= Extracted data entries =
------------------------------------------------

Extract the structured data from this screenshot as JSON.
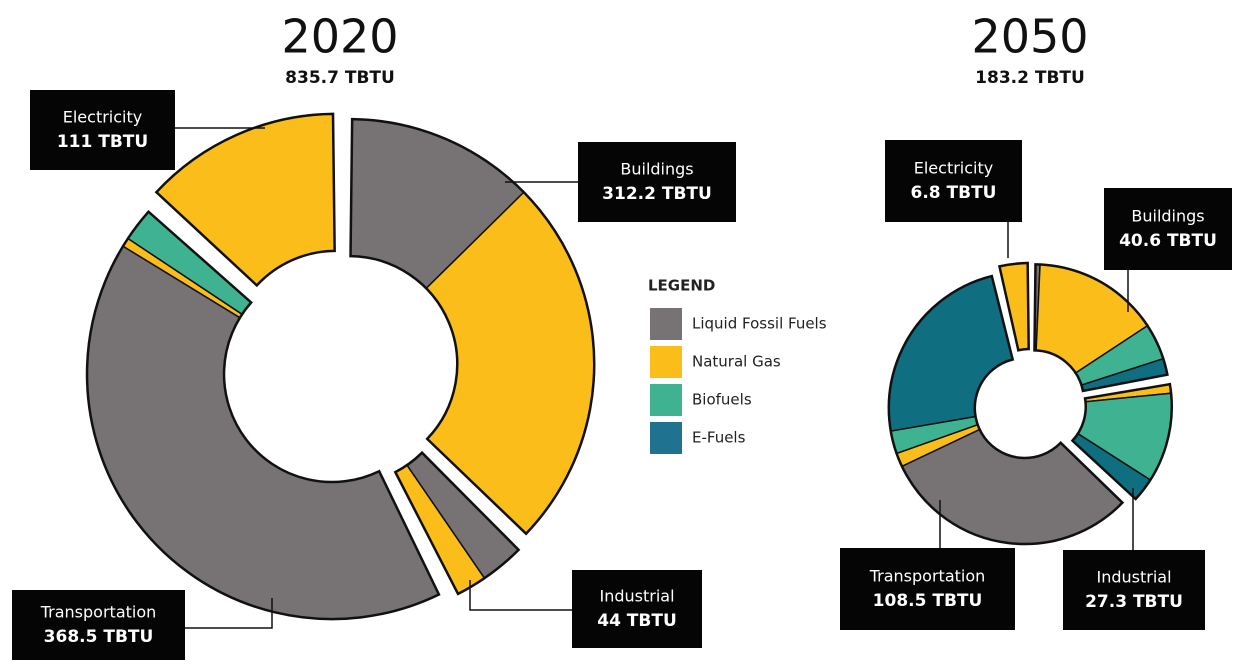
{
  "chart_data": [
    {
      "type": "donut",
      "title": "2020",
      "subtitle": "835.7 TBTU",
      "categories": [
        "Buildings",
        "Industrial",
        "Transportation",
        "Electricity"
      ],
      "values": [
        312.2,
        44,
        368.5,
        111
      ],
      "value_labels": [
        "312.2 TBTU",
        "44 TBTU",
        "368.5 TBTU",
        "111 TBTU"
      ],
      "series": [
        {
          "name": "Liquid Fossil Fuels",
          "color": "#777274",
          "values": [
            105,
            26,
            345,
            0
          ]
        },
        {
          "name": "Natural Gas",
          "color": "#fbbd1a",
          "values": [
            207.2,
            18,
            5,
            111
          ]
        },
        {
          "name": "Biofuels",
          "color": "#3fb391",
          "values": [
            0,
            0,
            18.5,
            0
          ]
        },
        {
          "name": "E-Fuels",
          "color": "#1f7390",
          "values": [
            0,
            0,
            0,
            0
          ]
        }
      ]
    },
    {
      "type": "donut",
      "title": "2050",
      "subtitle": "183.2 TBTU",
      "categories": [
        "Buildings",
        "Industrial",
        "Transportation",
        "Electricity"
      ],
      "values": [
        40.6,
        27.3,
        108.5,
        6.8
      ],
      "value_labels": [
        "40.6 TBTU",
        "27.3 TBTU",
        "108.5 TBTU",
        "6.8 TBTU"
      ],
      "series": [
        {
          "name": "Liquid Fossil Fuels",
          "color": "#777274",
          "values": [
            1,
            0,
            56.6,
            0
          ]
        },
        {
          "name": "Natural Gas",
          "color": "#fbbd1a",
          "values": [
            28,
            2,
            3,
            6.8
          ]
        },
        {
          "name": "Biofuels",
          "color": "#3fb391",
          "values": [
            8,
            20,
            5,
            0
          ]
        },
        {
          "name": "E-Fuels",
          "color": "#0f6e80",
          "values": [
            3.6,
            5.3,
            43.9,
            0
          ]
        }
      ]
    }
  ],
  "legend": {
    "title": "LEGEND"
  }
}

------------------------------------------------

Look through the records and gather every line containing "subtitle".

      "subtitle": "835.7 TBTU",
      "subtitle": "183.2 TBTU",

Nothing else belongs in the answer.